Leave out the pictures and copy everything else in the entries exactly.

**EXERCISE INPUT**
★ ★ ★

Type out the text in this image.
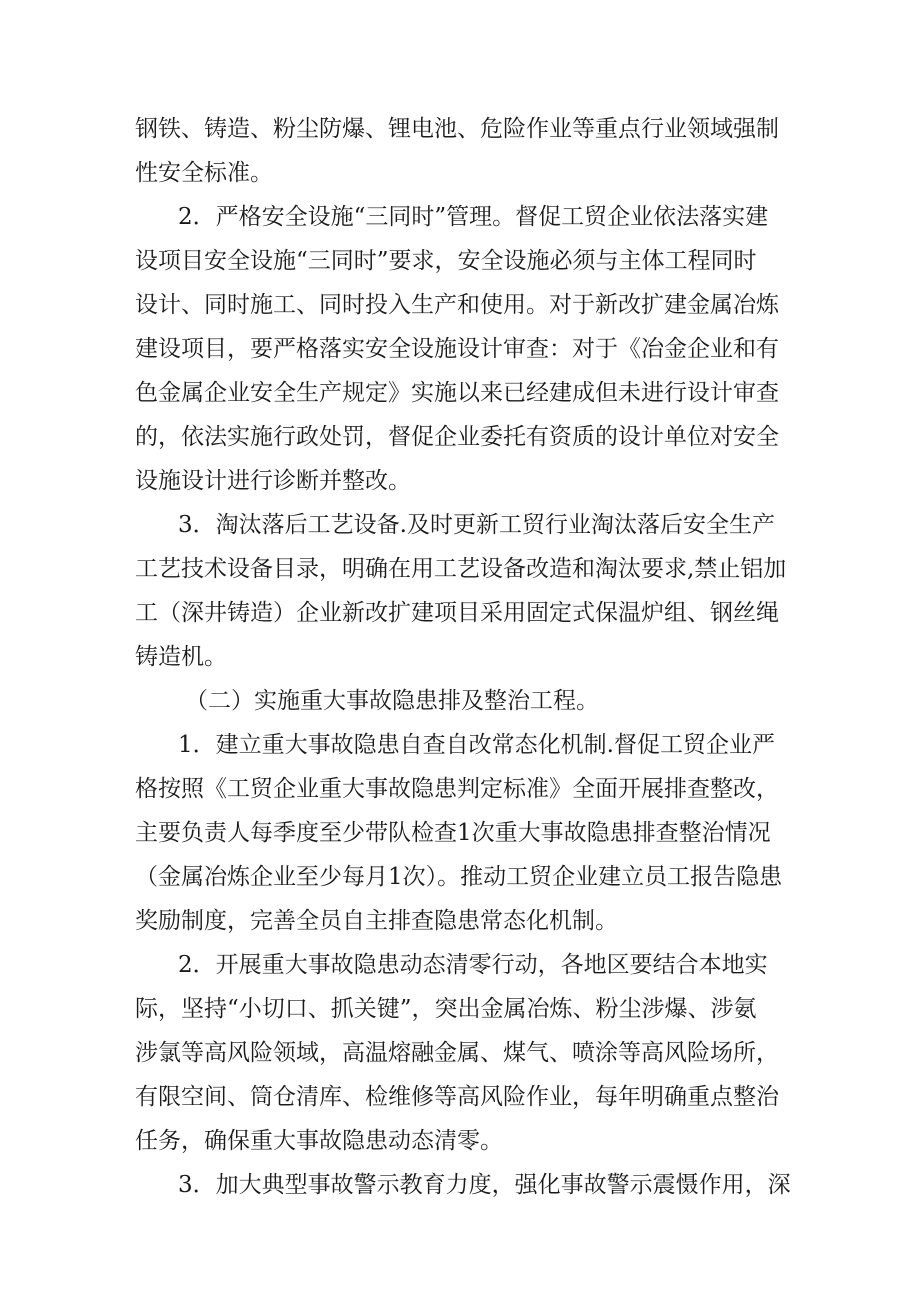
钢铁、铸造、粉尘防爆、锂电池、危险作业等重点行业领域强制

性安全标准。

2．严格安全设施“三同时”管理。督促工贸企业依法落实建

设项目安全设施“三同时”要求，安全设施必须与主体工程同时

设计、同时施工、同时投入生产和使用。对于新改扩建金属冶炼

建设项目，要严格落实安全设施设计审查：对于《冶金企业和有

色金属企业安全生产规定》实施以来已经建成但未进行设计审查

的，依法实施行政处罚，督促企业委托有资质的设计单位对安全

设施设计进行诊断并整改。

3．淘汰落后工艺设备.及时更新工贸行业淘汰落后安全生产

工艺技术设备目录，明确在用工艺设备改造和淘汰要求,禁止铝加

工（深井铸造）企业新改扩建项目采用固定式保温炉组、钢丝绳

铸造机。

（二）实施重大事故隐患排及整治工程。

1．建立重大事故隐患自查自改常态化机制.督促工贸企业严

格按照《工贸企业重大事故隐患判定标准》全面开展排查整改，

主要负责人每季度至少带队检查1次重大事故隐患排查整治情况

（金属冶炼企业至少每月1次）。推动工贸企业建立员工报告隐患

奖励制度，完善全员自主排查隐患常态化机制。

2．开展重大事故隐患动态清零行动，各地区要结合本地实

际，坚持“小切口、抓关键”，突出金属冶炼、粉尘涉爆、涉氨

涉氯等高风险领域，高温熔融金属、煤气、喷涂等高风险场所，

有限空间、筒仓清库、检维修等高风险作业，每年明确重点整治

任务，确保重大事故隐患动态清零。

3．加大典型事故警示教育力度，强化事故警示震慑作用，深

★ ★ ★

**THE SOLUTION**
Type out the text in this image.
钢铁、铸造、粉尘防爆、锂电池、危险作业等重点行业领域强制

性安全标准。

2．严格安全设施“三同时”管理。督促工贸企业依法落实建

设项目安全设施“三同时”要求，安全设施必须与主体工程同时

设计、同时施工、同时投入生产和使用。对于新改扩建金属冶炼

建设项目，要严格落实安全设施设计审查：对于《冶金企业和有

色金属企业安全生产规定》实施以来已经建成但未进行设计审查

的，依法实施行政处罚，督促企业委托有资质的设计单位对安全

设施设计进行诊断并整改。

3．淘汰落后工艺设备.及时更新工贸行业淘汰落后安全生产

工艺技术设备目录，明确在用工艺设备改造和淘汰要求,禁止铝加

工（深井铸造）企业新改扩建项目采用固定式保温炉组、钢丝绳

铸造机。

（二）实施重大事故隐患排及整治工程。

1．建立重大事故隐患自查自改常态化机制.督促工贸企业严

格按照《工贸企业重大事故隐患判定标准》全面开展排查整改，

主要负责人每季度至少带队检查1次重大事故隐患排查整治情况

（金属冶炼企业至少每月1次）。推动工贸企业建立员工报告隐患

奖励制度，完善全员自主排查隐患常态化机制。

2．开展重大事故隐患动态清零行动，各地区要结合本地实

际，坚持“小切口、抓关键”，突出金属冶炼、粉尘涉爆、涉氨

涉氯等高风险领域，高温熔融金属、煤气、喷涂等高风险场所，

有限空间、筒仓清库、检维修等高风险作业，每年明确重点整治

任务，确保重大事故隐患动态清零。

3．加大典型事故警示教育力度，强化事故警示震慑作用，深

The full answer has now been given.